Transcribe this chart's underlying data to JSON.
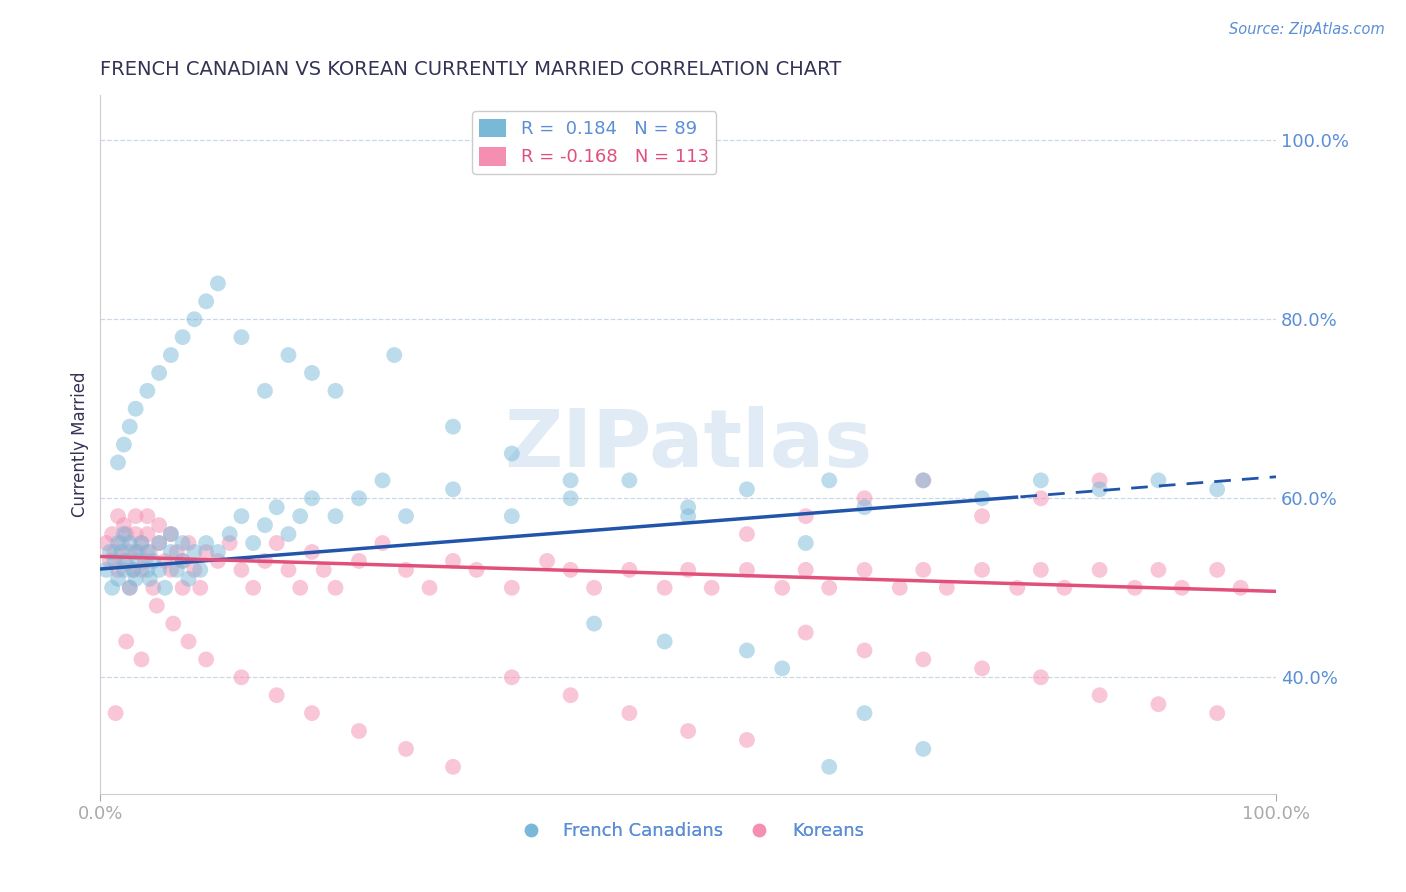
{
  "title": "FRENCH CANADIAN VS KOREAN CURRENTLY MARRIED CORRELATION CHART",
  "source": "Source: ZipAtlas.com",
  "ylabel": "Currently Married",
  "y_tick_labels": [
    "40.0%",
    "60.0%",
    "80.0%",
    "100.0%"
  ],
  "y_tick_values": [
    0.4,
    0.6,
    0.8,
    1.0
  ],
  "xlim": [
    0.0,
    1.0
  ],
  "ylim": [
    0.27,
    1.05
  ],
  "title_color": "#333355",
  "axis_label_color": "#333355",
  "tick_label_color": "#5b8ed6",
  "source_color": "#5b8ed6",
  "blue_scatter_color": "#7ab8d8",
  "pink_scatter_color": "#f48fb1",
  "blue_line_color": "#2255aa",
  "pink_line_color": "#e0507a",
  "watermark_color": "#c5d8ee",
  "blue_line_start_y": 0.521,
  "blue_line_end_y": 0.624,
  "blue_line_solid_end_x": 0.78,
  "pink_line_start_y": 0.535,
  "pink_line_end_y": 0.496,
  "french_canadian_x": [
    0.005,
    0.008,
    0.01,
    0.012,
    0.015,
    0.015,
    0.018,
    0.02,
    0.02,
    0.022,
    0.025,
    0.025,
    0.028,
    0.03,
    0.03,
    0.032,
    0.035,
    0.04,
    0.04,
    0.042,
    0.045,
    0.05,
    0.05,
    0.055,
    0.06,
    0.06,
    0.065,
    0.07,
    0.07,
    0.075,
    0.08,
    0.085,
    0.09,
    0.1,
    0.11,
    0.12,
    0.13,
    0.14,
    0.15,
    0.16,
    0.17,
    0.18,
    0.2,
    0.22,
    0.24,
    0.26,
    0.3,
    0.35,
    0.4,
    0.45,
    0.5,
    0.55,
    0.62,
    0.65,
    0.7,
    0.75,
    0.8,
    0.85,
    0.9,
    0.95,
    0.015,
    0.02,
    0.025,
    0.03,
    0.04,
    0.05,
    0.06,
    0.07,
    0.08,
    0.09,
    0.1,
    0.12,
    0.14,
    0.16,
    0.18,
    0.2,
    0.25,
    0.3,
    0.35,
    0.4,
    0.5,
    0.6,
    0.65,
    0.7,
    0.42,
    0.48,
    0.55,
    0.58,
    0.62
  ],
  "french_canadian_y": [
    0.52,
    0.54,
    0.5,
    0.53,
    0.55,
    0.51,
    0.54,
    0.52,
    0.56,
    0.53,
    0.55,
    0.5,
    0.52,
    0.54,
    0.51,
    0.53,
    0.55,
    0.52,
    0.54,
    0.51,
    0.53,
    0.55,
    0.52,
    0.5,
    0.54,
    0.56,
    0.52,
    0.55,
    0.53,
    0.51,
    0.54,
    0.52,
    0.55,
    0.54,
    0.56,
    0.58,
    0.55,
    0.57,
    0.59,
    0.56,
    0.58,
    0.6,
    0.58,
    0.6,
    0.62,
    0.58,
    0.61,
    0.58,
    0.6,
    0.62,
    0.59,
    0.61,
    0.62,
    0.59,
    0.62,
    0.6,
    0.62,
    0.61,
    0.62,
    0.61,
    0.64,
    0.66,
    0.68,
    0.7,
    0.72,
    0.74,
    0.76,
    0.78,
    0.8,
    0.82,
    0.84,
    0.78,
    0.72,
    0.76,
    0.74,
    0.72,
    0.76,
    0.68,
    0.65,
    0.62,
    0.58,
    0.55,
    0.36,
    0.32,
    0.46,
    0.44,
    0.43,
    0.41,
    0.3
  ],
  "korean_x": [
    0.005,
    0.008,
    0.01,
    0.012,
    0.015,
    0.015,
    0.018,
    0.02,
    0.02,
    0.022,
    0.025,
    0.025,
    0.028,
    0.03,
    0.03,
    0.032,
    0.035,
    0.035,
    0.038,
    0.04,
    0.04,
    0.042,
    0.045,
    0.05,
    0.05,
    0.055,
    0.06,
    0.06,
    0.065,
    0.07,
    0.07,
    0.075,
    0.08,
    0.085,
    0.09,
    0.1,
    0.11,
    0.12,
    0.13,
    0.14,
    0.15,
    0.16,
    0.17,
    0.18,
    0.19,
    0.2,
    0.22,
    0.24,
    0.26,
    0.28,
    0.3,
    0.32,
    0.35,
    0.38,
    0.4,
    0.42,
    0.45,
    0.48,
    0.5,
    0.52,
    0.55,
    0.58,
    0.6,
    0.62,
    0.65,
    0.68,
    0.7,
    0.72,
    0.75,
    0.78,
    0.8,
    0.82,
    0.85,
    0.88,
    0.9,
    0.92,
    0.95,
    0.97,
    0.013,
    0.022,
    0.035,
    0.048,
    0.062,
    0.075,
    0.09,
    0.12,
    0.15,
    0.18,
    0.22,
    0.26,
    0.3,
    0.35,
    0.4,
    0.45,
    0.5,
    0.55,
    0.6,
    0.65,
    0.7,
    0.75,
    0.8,
    0.85,
    0.9,
    0.95,
    0.55,
    0.6,
    0.65,
    0.7,
    0.75,
    0.8,
    0.85
  ],
  "korean_y": [
    0.55,
    0.53,
    0.56,
    0.54,
    0.52,
    0.58,
    0.55,
    0.57,
    0.53,
    0.56,
    0.54,
    0.5,
    0.52,
    0.56,
    0.58,
    0.54,
    0.55,
    0.52,
    0.53,
    0.56,
    0.58,
    0.54,
    0.5,
    0.55,
    0.57,
    0.53,
    0.52,
    0.56,
    0.54,
    0.5,
    0.53,
    0.55,
    0.52,
    0.5,
    0.54,
    0.53,
    0.55,
    0.52,
    0.5,
    0.53,
    0.55,
    0.52,
    0.5,
    0.54,
    0.52,
    0.5,
    0.53,
    0.55,
    0.52,
    0.5,
    0.53,
    0.52,
    0.5,
    0.53,
    0.52,
    0.5,
    0.52,
    0.5,
    0.52,
    0.5,
    0.52,
    0.5,
    0.52,
    0.5,
    0.52,
    0.5,
    0.52,
    0.5,
    0.52,
    0.5,
    0.52,
    0.5,
    0.52,
    0.5,
    0.52,
    0.5,
    0.52,
    0.5,
    0.36,
    0.44,
    0.42,
    0.48,
    0.46,
    0.44,
    0.42,
    0.4,
    0.38,
    0.36,
    0.34,
    0.32,
    0.3,
    0.4,
    0.38,
    0.36,
    0.34,
    0.33,
    0.45,
    0.43,
    0.42,
    0.41,
    0.4,
    0.38,
    0.37,
    0.36,
    0.56,
    0.58,
    0.6,
    0.62,
    0.58,
    0.6,
    0.62
  ]
}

__Exercise task__:
Reproduce all entries without any change, and omit the pictures.

__Solution for this exercise__:
Transcribe this chart's underlying data to JSON.
{
  "title": "FRENCH CANADIAN VS KOREAN CURRENTLY MARRIED CORRELATION CHART",
  "source": "Source: ZipAtlas.com",
  "ylabel": "Currently Married",
  "y_tick_labels": [
    "40.0%",
    "60.0%",
    "80.0%",
    "100.0%"
  ],
  "y_tick_values": [
    0.4,
    0.6,
    0.8,
    1.0
  ],
  "xlim": [
    0.0,
    1.0
  ],
  "ylim": [
    0.27,
    1.05
  ],
  "title_color": "#333355",
  "axis_label_color": "#333355",
  "tick_label_color": "#5b8ed6",
  "source_color": "#5b8ed6",
  "blue_scatter_color": "#7ab8d8",
  "pink_scatter_color": "#f48fb1",
  "blue_line_color": "#2255aa",
  "pink_line_color": "#e0507a",
  "watermark_color": "#c5d8ee",
  "blue_line_start_y": 0.521,
  "blue_line_end_y": 0.624,
  "blue_line_solid_end_x": 0.78,
  "pink_line_start_y": 0.535,
  "pink_line_end_y": 0.496,
  "french_canadian_x": [
    0.005,
    0.008,
    0.01,
    0.012,
    0.015,
    0.015,
    0.018,
    0.02,
    0.02,
    0.022,
    0.025,
    0.025,
    0.028,
    0.03,
    0.03,
    0.032,
    0.035,
    0.04,
    0.04,
    0.042,
    0.045,
    0.05,
    0.05,
    0.055,
    0.06,
    0.06,
    0.065,
    0.07,
    0.07,
    0.075,
    0.08,
    0.085,
    0.09,
    0.1,
    0.11,
    0.12,
    0.13,
    0.14,
    0.15,
    0.16,
    0.17,
    0.18,
    0.2,
    0.22,
    0.24,
    0.26,
    0.3,
    0.35,
    0.4,
    0.45,
    0.5,
    0.55,
    0.62,
    0.65,
    0.7,
    0.75,
    0.8,
    0.85,
    0.9,
    0.95,
    0.015,
    0.02,
    0.025,
    0.03,
    0.04,
    0.05,
    0.06,
    0.07,
    0.08,
    0.09,
    0.1,
    0.12,
    0.14,
    0.16,
    0.18,
    0.2,
    0.25,
    0.3,
    0.35,
    0.4,
    0.5,
    0.6,
    0.65,
    0.7,
    0.42,
    0.48,
    0.55,
    0.58,
    0.62
  ],
  "french_canadian_y": [
    0.52,
    0.54,
    0.5,
    0.53,
    0.55,
    0.51,
    0.54,
    0.52,
    0.56,
    0.53,
    0.55,
    0.5,
    0.52,
    0.54,
    0.51,
    0.53,
    0.55,
    0.52,
    0.54,
    0.51,
    0.53,
    0.55,
    0.52,
    0.5,
    0.54,
    0.56,
    0.52,
    0.55,
    0.53,
    0.51,
    0.54,
    0.52,
    0.55,
    0.54,
    0.56,
    0.58,
    0.55,
    0.57,
    0.59,
    0.56,
    0.58,
    0.6,
    0.58,
    0.6,
    0.62,
    0.58,
    0.61,
    0.58,
    0.6,
    0.62,
    0.59,
    0.61,
    0.62,
    0.59,
    0.62,
    0.6,
    0.62,
    0.61,
    0.62,
    0.61,
    0.64,
    0.66,
    0.68,
    0.7,
    0.72,
    0.74,
    0.76,
    0.78,
    0.8,
    0.82,
    0.84,
    0.78,
    0.72,
    0.76,
    0.74,
    0.72,
    0.76,
    0.68,
    0.65,
    0.62,
    0.58,
    0.55,
    0.36,
    0.32,
    0.46,
    0.44,
    0.43,
    0.41,
    0.3
  ],
  "korean_x": [
    0.005,
    0.008,
    0.01,
    0.012,
    0.015,
    0.015,
    0.018,
    0.02,
    0.02,
    0.022,
    0.025,
    0.025,
    0.028,
    0.03,
    0.03,
    0.032,
    0.035,
    0.035,
    0.038,
    0.04,
    0.04,
    0.042,
    0.045,
    0.05,
    0.05,
    0.055,
    0.06,
    0.06,
    0.065,
    0.07,
    0.07,
    0.075,
    0.08,
    0.085,
    0.09,
    0.1,
    0.11,
    0.12,
    0.13,
    0.14,
    0.15,
    0.16,
    0.17,
    0.18,
    0.19,
    0.2,
    0.22,
    0.24,
    0.26,
    0.28,
    0.3,
    0.32,
    0.35,
    0.38,
    0.4,
    0.42,
    0.45,
    0.48,
    0.5,
    0.52,
    0.55,
    0.58,
    0.6,
    0.62,
    0.65,
    0.68,
    0.7,
    0.72,
    0.75,
    0.78,
    0.8,
    0.82,
    0.85,
    0.88,
    0.9,
    0.92,
    0.95,
    0.97,
    0.013,
    0.022,
    0.035,
    0.048,
    0.062,
    0.075,
    0.09,
    0.12,
    0.15,
    0.18,
    0.22,
    0.26,
    0.3,
    0.35,
    0.4,
    0.45,
    0.5,
    0.55,
    0.6,
    0.65,
    0.7,
    0.75,
    0.8,
    0.85,
    0.9,
    0.95,
    0.55,
    0.6,
    0.65,
    0.7,
    0.75,
    0.8,
    0.85
  ],
  "korean_y": [
    0.55,
    0.53,
    0.56,
    0.54,
    0.52,
    0.58,
    0.55,
    0.57,
    0.53,
    0.56,
    0.54,
    0.5,
    0.52,
    0.56,
    0.58,
    0.54,
    0.55,
    0.52,
    0.53,
    0.56,
    0.58,
    0.54,
    0.5,
    0.55,
    0.57,
    0.53,
    0.52,
    0.56,
    0.54,
    0.5,
    0.53,
    0.55,
    0.52,
    0.5,
    0.54,
    0.53,
    0.55,
    0.52,
    0.5,
    0.53,
    0.55,
    0.52,
    0.5,
    0.54,
    0.52,
    0.5,
    0.53,
    0.55,
    0.52,
    0.5,
    0.53,
    0.52,
    0.5,
    0.53,
    0.52,
    0.5,
    0.52,
    0.5,
    0.52,
    0.5,
    0.52,
    0.5,
    0.52,
    0.5,
    0.52,
    0.5,
    0.52,
    0.5,
    0.52,
    0.5,
    0.52,
    0.5,
    0.52,
    0.5,
    0.52,
    0.5,
    0.52,
    0.5,
    0.36,
    0.44,
    0.42,
    0.48,
    0.46,
    0.44,
    0.42,
    0.4,
    0.38,
    0.36,
    0.34,
    0.32,
    0.3,
    0.4,
    0.38,
    0.36,
    0.34,
    0.33,
    0.45,
    0.43,
    0.42,
    0.41,
    0.4,
    0.38,
    0.37,
    0.36,
    0.56,
    0.58,
    0.6,
    0.62,
    0.58,
    0.6,
    0.62
  ]
}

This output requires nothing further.